**ITEMS**
***
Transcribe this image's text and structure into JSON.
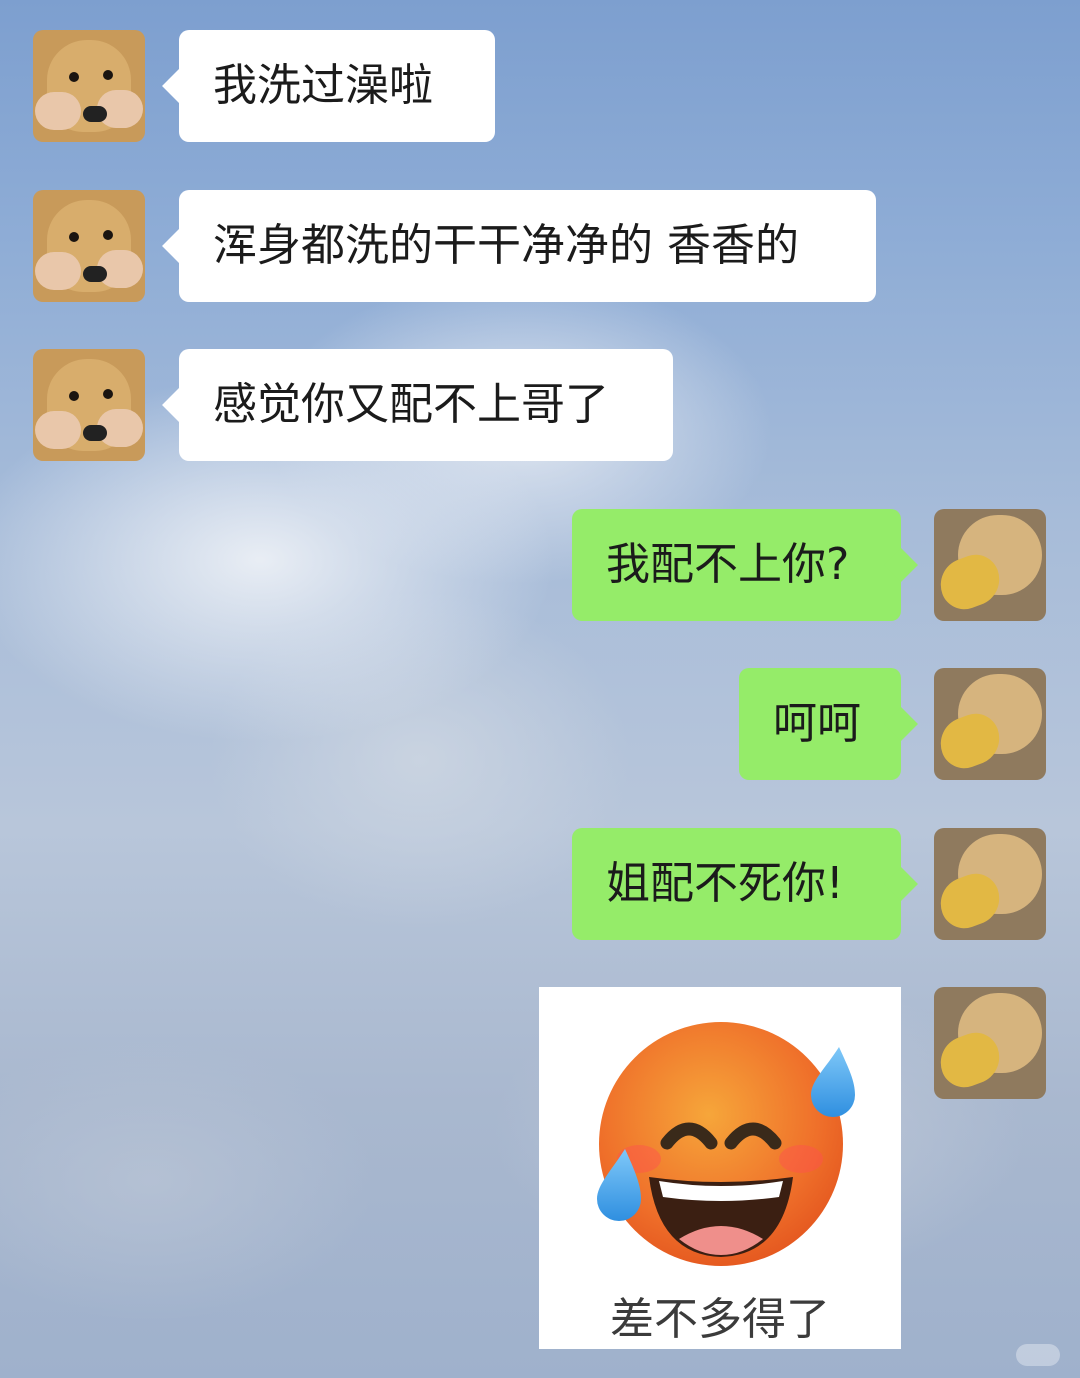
{
  "chat": {
    "messages": [
      {
        "side": "left",
        "text": "我洗过澡啦"
      },
      {
        "side": "left",
        "text": "浑身都洗的干干净净的 香香的"
      },
      {
        "side": "left",
        "text": "感觉你又配不上哥了"
      },
      {
        "side": "right",
        "text": "我配不上你?"
      },
      {
        "side": "right",
        "text": "呵呵"
      },
      {
        "side": "right",
        "text": "姐配不死你!"
      }
    ],
    "sticker": {
      "caption": "差不多得了",
      "icon": "grinning-sweat-emoji-icon"
    }
  },
  "colors": {
    "left_bubble": "#ffffff",
    "right_bubble": "#95ec69"
  }
}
***
**TASK PROMPT**
Exclude the pictures and repeat every other part of the records word for word.

**THE OUTPUT**
Transcribe this image's text and structure into JSON.
{
  "chat": {
    "messages": [
      {
        "side": "left",
        "text": "我洗过澡啦"
      },
      {
        "side": "left",
        "text": "浑身都洗的干干净净的 香香的"
      },
      {
        "side": "left",
        "text": "感觉你又配不上哥了"
      },
      {
        "side": "right",
        "text": "我配不上你?"
      },
      {
        "side": "right",
        "text": "呵呵"
      },
      {
        "side": "right",
        "text": "姐配不死你!"
      }
    ],
    "sticker": {
      "caption": "差不多得了",
      "icon": "grinning-sweat-emoji-icon"
    }
  },
  "colors": {
    "left_bubble": "#ffffff",
    "right_bubble": "#95ec69"
  }
}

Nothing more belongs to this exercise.